:: Short problem ::
In your copy, leave out the pictures; write out all the data exactly.

------------------------

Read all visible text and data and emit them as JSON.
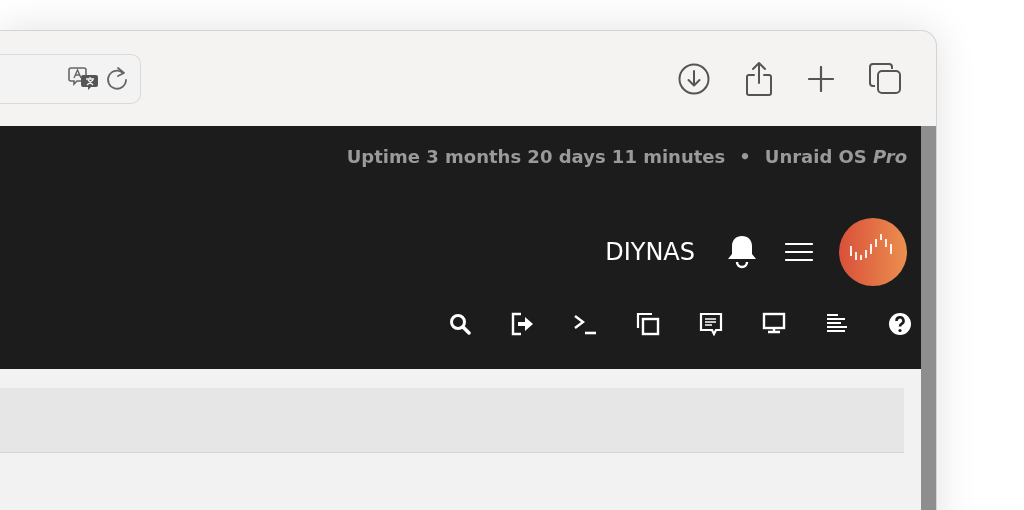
{
  "header": {
    "uptime": "Uptime 3 months 20 days 11 minutes",
    "separator": "•",
    "edition": "Unraid OS *Pro*",
    "server_name": "DIYNAS"
  }
}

------------------------

:: Written solution ::
Read all visible text and data and emit them as JSON.
{
  "header": {
    "uptime": "Uptime 3 months 20 days 11 minutes",
    "separator": "•",
    "edition": "Unraid OS *Pro*",
    "server_name": "DIYNAS"
  }
}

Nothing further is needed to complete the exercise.